• REQUIREMENT:
Wherever the string "JSON" appears, copy the whole line.

(Entries with figure data)
****************

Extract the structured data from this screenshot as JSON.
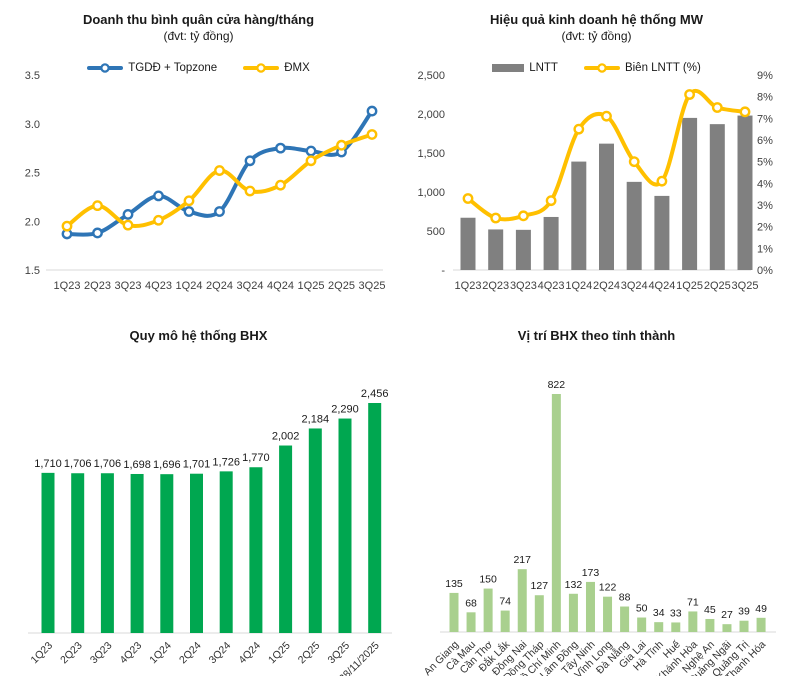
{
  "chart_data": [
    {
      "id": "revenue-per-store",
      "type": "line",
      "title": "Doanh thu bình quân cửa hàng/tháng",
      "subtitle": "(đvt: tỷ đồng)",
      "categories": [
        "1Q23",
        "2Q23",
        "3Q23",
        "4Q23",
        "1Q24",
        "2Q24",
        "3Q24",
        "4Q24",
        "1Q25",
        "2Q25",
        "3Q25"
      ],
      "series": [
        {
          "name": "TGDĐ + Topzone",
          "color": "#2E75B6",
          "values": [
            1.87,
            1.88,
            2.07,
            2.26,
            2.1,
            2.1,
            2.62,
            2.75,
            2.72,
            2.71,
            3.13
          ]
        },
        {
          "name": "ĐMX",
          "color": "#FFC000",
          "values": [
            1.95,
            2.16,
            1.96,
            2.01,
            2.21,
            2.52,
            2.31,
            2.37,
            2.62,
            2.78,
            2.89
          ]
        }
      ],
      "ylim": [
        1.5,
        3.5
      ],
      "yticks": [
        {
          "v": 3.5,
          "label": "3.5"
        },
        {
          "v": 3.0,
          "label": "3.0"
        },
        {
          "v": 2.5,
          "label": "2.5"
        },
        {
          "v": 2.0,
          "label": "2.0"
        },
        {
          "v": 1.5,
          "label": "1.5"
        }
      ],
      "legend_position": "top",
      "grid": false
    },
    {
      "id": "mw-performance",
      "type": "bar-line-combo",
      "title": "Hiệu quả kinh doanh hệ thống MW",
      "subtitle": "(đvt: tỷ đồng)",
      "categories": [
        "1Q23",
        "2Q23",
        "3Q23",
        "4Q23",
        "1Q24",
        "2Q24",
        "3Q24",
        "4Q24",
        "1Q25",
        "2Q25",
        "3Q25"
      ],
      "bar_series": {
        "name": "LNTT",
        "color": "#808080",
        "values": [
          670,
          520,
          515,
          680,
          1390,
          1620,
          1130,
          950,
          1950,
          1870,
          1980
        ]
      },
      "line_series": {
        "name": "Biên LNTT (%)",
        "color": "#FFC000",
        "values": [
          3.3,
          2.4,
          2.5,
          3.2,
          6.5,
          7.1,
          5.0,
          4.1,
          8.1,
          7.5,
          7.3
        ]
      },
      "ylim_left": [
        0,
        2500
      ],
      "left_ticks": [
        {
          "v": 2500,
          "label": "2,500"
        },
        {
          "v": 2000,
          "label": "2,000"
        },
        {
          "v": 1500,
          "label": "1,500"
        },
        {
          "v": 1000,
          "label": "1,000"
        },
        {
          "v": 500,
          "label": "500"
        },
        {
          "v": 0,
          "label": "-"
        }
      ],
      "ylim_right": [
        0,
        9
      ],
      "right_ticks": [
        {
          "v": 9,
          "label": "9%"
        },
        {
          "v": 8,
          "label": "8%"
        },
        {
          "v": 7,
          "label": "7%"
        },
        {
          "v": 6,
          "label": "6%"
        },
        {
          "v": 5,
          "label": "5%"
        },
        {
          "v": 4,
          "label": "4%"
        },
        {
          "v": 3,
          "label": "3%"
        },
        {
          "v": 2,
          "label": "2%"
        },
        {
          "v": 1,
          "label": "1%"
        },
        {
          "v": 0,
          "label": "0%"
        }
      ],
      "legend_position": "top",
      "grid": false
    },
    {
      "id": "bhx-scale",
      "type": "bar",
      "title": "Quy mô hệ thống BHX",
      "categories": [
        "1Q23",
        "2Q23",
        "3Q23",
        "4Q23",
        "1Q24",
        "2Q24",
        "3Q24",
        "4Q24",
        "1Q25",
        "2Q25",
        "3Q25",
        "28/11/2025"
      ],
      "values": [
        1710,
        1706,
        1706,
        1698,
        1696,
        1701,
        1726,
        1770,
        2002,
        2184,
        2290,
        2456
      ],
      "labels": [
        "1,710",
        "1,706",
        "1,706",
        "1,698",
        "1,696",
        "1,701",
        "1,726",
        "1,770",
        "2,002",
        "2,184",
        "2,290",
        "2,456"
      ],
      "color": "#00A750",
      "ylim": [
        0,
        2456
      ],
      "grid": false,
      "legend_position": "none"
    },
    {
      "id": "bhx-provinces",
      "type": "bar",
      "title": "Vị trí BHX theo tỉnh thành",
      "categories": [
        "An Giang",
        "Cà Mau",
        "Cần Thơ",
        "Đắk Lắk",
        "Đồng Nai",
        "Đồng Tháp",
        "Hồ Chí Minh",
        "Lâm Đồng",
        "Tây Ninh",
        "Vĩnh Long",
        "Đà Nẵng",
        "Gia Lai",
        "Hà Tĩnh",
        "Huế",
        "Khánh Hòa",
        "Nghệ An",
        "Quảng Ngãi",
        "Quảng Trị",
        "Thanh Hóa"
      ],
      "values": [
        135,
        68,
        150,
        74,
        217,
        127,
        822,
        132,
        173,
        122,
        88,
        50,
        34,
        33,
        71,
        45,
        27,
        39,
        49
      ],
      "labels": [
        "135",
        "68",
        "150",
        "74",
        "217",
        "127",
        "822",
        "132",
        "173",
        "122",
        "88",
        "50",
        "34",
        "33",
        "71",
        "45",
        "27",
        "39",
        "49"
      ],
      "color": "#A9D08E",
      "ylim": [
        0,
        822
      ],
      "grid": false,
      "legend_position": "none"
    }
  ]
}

****************

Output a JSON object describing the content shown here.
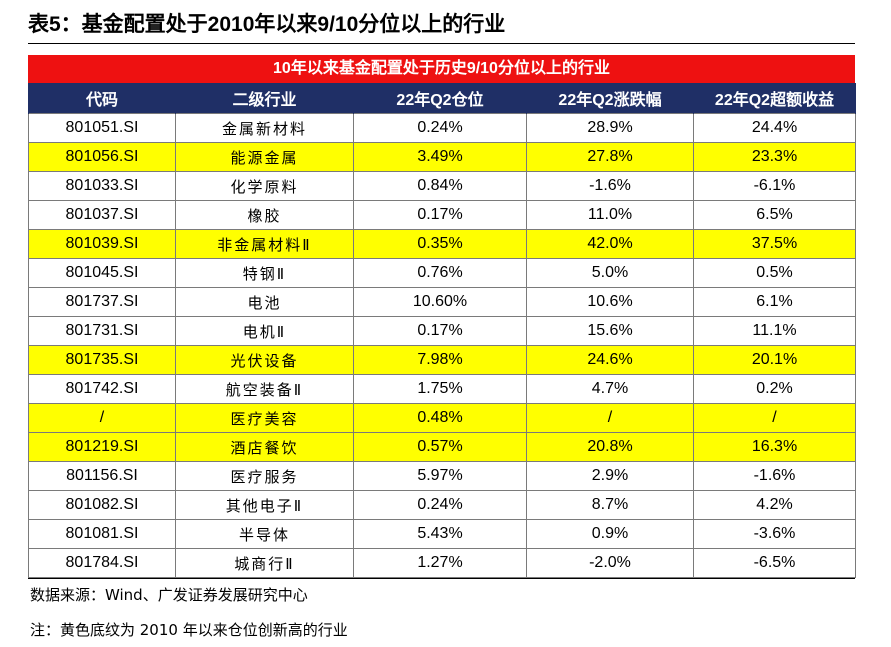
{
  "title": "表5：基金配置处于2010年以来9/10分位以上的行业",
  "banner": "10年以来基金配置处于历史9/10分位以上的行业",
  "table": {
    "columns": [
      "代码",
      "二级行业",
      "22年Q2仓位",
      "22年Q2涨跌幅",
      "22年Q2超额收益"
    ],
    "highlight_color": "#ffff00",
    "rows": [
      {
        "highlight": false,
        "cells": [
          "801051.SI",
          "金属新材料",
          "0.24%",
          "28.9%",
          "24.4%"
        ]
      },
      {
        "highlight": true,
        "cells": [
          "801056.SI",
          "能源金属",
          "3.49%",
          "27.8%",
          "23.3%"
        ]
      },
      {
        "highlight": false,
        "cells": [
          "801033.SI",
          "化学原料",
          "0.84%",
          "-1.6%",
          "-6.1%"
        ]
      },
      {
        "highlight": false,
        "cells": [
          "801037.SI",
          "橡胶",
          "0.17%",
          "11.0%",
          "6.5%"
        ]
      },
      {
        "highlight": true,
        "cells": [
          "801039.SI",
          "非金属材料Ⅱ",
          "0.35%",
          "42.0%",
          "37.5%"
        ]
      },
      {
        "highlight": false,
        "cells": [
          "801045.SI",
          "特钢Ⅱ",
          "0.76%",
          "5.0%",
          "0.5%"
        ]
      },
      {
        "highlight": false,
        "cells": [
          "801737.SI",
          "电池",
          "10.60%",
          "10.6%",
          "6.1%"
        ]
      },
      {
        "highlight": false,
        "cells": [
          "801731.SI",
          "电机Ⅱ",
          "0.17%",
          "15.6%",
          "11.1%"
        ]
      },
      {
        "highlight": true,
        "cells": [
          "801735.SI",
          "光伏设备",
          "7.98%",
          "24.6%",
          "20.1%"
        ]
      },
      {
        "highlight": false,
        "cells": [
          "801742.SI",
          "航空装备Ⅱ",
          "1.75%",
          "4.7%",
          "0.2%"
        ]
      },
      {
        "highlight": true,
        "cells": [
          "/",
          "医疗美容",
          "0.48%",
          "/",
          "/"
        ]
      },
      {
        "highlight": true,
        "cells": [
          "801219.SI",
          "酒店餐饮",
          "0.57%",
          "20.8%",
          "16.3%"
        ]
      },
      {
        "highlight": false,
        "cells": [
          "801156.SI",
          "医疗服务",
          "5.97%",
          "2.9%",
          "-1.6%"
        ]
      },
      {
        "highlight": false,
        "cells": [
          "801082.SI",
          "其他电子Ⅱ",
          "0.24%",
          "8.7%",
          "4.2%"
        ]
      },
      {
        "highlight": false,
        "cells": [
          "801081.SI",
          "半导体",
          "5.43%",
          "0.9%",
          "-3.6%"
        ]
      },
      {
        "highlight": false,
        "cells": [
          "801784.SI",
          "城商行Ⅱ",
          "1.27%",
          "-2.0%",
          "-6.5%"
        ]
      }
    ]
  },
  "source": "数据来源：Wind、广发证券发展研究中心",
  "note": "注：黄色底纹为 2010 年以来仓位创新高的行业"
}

****************

• TASK SOLUTION:
Extract the structured data from this screenshot as JSON.
Output a JSON object describing the content shown here.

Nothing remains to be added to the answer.